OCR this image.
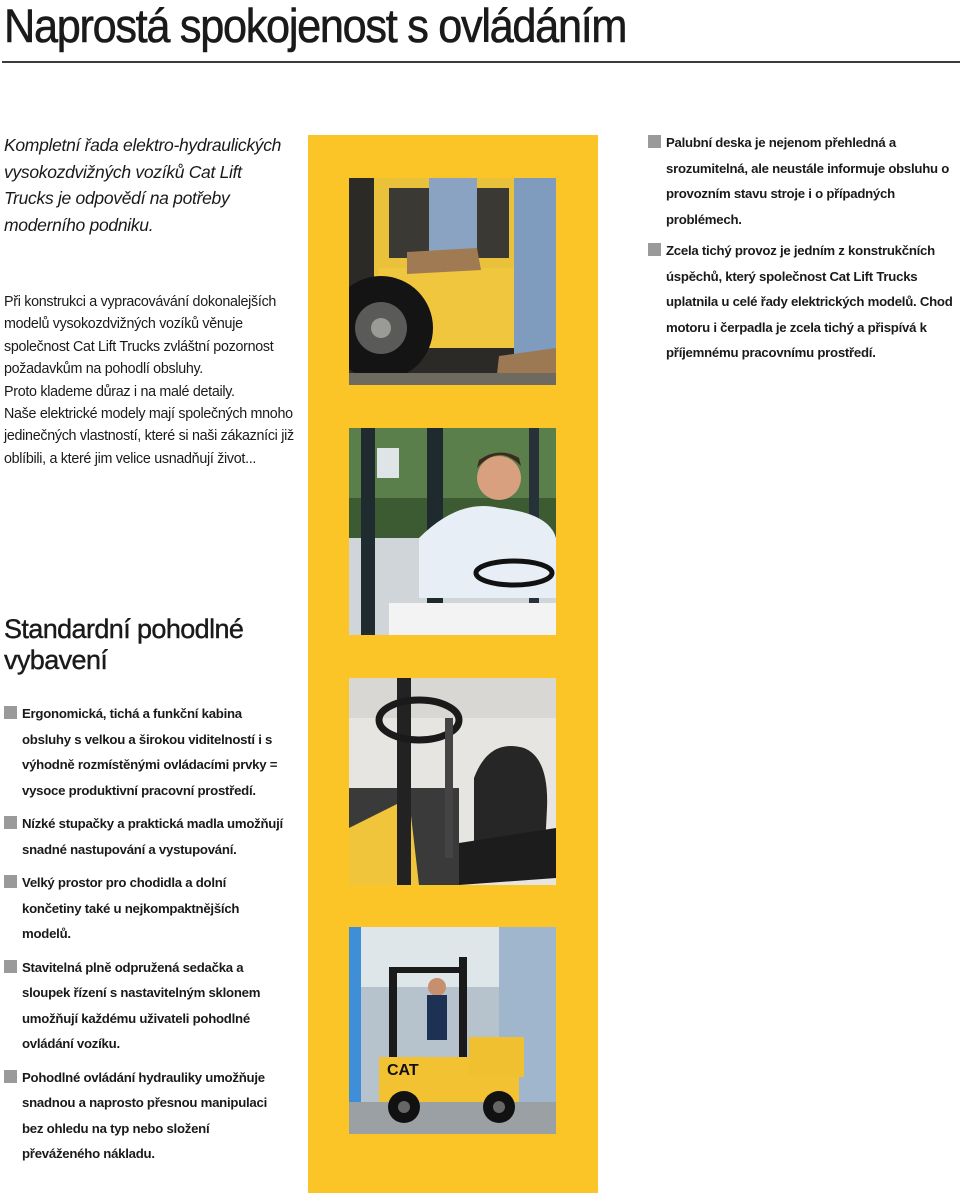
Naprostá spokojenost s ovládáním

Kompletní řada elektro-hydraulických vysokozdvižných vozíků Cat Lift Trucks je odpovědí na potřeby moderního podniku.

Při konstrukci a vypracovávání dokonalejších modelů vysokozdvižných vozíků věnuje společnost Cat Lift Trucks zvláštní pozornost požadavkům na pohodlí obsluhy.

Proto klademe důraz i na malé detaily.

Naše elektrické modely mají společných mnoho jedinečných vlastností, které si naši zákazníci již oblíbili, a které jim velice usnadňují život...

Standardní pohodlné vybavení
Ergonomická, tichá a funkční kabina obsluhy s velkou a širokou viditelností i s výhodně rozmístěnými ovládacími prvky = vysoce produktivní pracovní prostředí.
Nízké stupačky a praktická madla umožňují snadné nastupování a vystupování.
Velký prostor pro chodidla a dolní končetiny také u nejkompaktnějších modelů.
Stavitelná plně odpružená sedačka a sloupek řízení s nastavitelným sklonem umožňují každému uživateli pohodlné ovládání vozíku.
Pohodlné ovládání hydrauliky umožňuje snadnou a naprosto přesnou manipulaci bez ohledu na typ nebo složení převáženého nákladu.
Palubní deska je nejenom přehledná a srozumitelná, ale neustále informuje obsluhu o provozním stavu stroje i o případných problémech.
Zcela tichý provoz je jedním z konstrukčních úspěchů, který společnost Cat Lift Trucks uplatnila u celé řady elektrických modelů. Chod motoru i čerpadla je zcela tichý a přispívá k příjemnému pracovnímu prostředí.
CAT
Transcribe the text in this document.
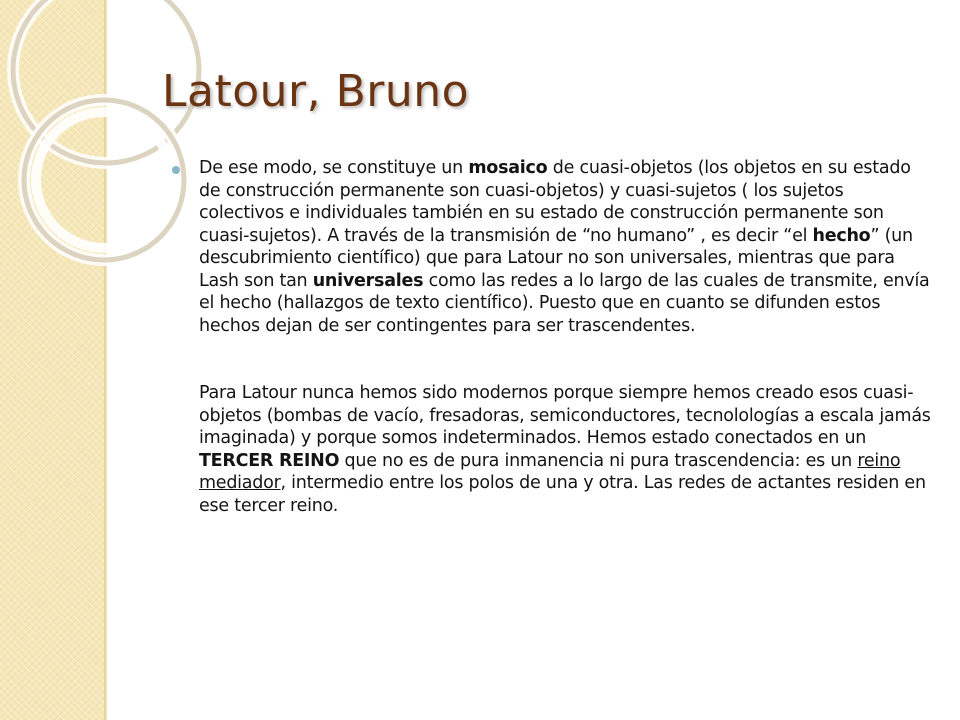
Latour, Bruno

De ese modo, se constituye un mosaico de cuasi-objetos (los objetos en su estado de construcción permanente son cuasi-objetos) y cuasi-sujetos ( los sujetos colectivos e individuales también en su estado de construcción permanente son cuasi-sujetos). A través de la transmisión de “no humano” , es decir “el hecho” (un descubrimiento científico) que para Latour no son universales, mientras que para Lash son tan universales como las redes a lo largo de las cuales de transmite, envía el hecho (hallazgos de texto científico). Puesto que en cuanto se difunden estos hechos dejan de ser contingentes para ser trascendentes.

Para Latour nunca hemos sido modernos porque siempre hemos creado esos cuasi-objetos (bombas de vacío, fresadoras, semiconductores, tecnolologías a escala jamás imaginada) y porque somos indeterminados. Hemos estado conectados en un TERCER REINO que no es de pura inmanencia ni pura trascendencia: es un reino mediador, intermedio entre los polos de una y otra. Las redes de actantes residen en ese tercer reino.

········

* [GOAL OF THE EXERCISE] The material above holds pictures; copy everything else in it exactly.

* [TASK OUTPUT]
OCR this image.
Naprostá spokojenost s ovládáním

Kompletní řada elektro-hydraulických vysokozdvižných vozíků Cat Lift Trucks je odpovědí na potřeby moderního podniku.

Při konstrukci a vypracovávání dokonalejších modelů vysokozdvižných vozíků věnuje společnost Cat Lift Trucks zvláštní pozornost požadavkům na pohodlí obsluhy.

Proto klademe důraz i na malé detaily.

Naše elektrické modely mají společných mnoho jedinečných vlastností, které si naši zákazníci již oblíbili, a které jim velice usnadňují život...

Standardní pohodlné vybavení
Ergonomická, tichá a funkční kabina obsluhy s velkou a širokou viditelností i s výhodně rozmístěnými ovládacími prvky = vysoce produktivní pracovní prostředí.
Nízké stupačky a praktická madla umožňují snadné nastupování a vystupování.
Velký prostor pro chodidla a dolní končetiny také u nejkompaktnějších modelů.
Stavitelná plně odpružená sedačka a sloupek řízení s nastavitelným sklonem umožňují každému uživateli pohodlné ovládání vozíku.
Pohodlné ovládání hydrauliky umožňuje snadnou a naprosto přesnou manipulaci bez ohledu na typ nebo složení převáženého nákladu.
Palubní deska je nejenom přehledná a srozumitelná, ale neustále informuje obsluhu o provozním stavu stroje i o případných problémech.
Zcela tichý provoz je jedním z konstrukčních úspěchů, který společnost Cat Lift Trucks uplatnila u celé řady elektrických modelů. Chod motoru i čerpadla je zcela tichý a přispívá k příjemnému pracovnímu prostředí.
CAT
Transcribe the text in this document.
Latour, Bruno

De ese modo, se constituye un mosaico de cuasi-objetos (los objetos en su estado de construcción permanente son cuasi-objetos) y cuasi-sujetos ( los sujetos colectivos e individuales también en su estado de construcción permanente son cuasi-sujetos). A través de la transmisión de “no humano” , es decir “el hecho” (un descubrimiento científico) que para Latour no son universales, mientras que para Lash son tan universales como las redes a lo largo de las cuales de transmite, envía el hecho (hallazgos de texto científico). Puesto que en cuanto se difunden estos hechos dejan de ser contingentes para ser trascendentes.

Para Latour nunca hemos sido modernos porque siempre hemos creado esos cuasi-objetos (bombas de vacío, fresadoras, semiconductores, tecnolologías a escala jamás imaginada) y porque somos indeterminados. Hemos estado conectados en un TERCER REINO que no es de pura inmanencia ni pura trascendencia: es un reino mediador, intermedio entre los polos de una y otra. Las redes de actantes residen en ese tercer reino.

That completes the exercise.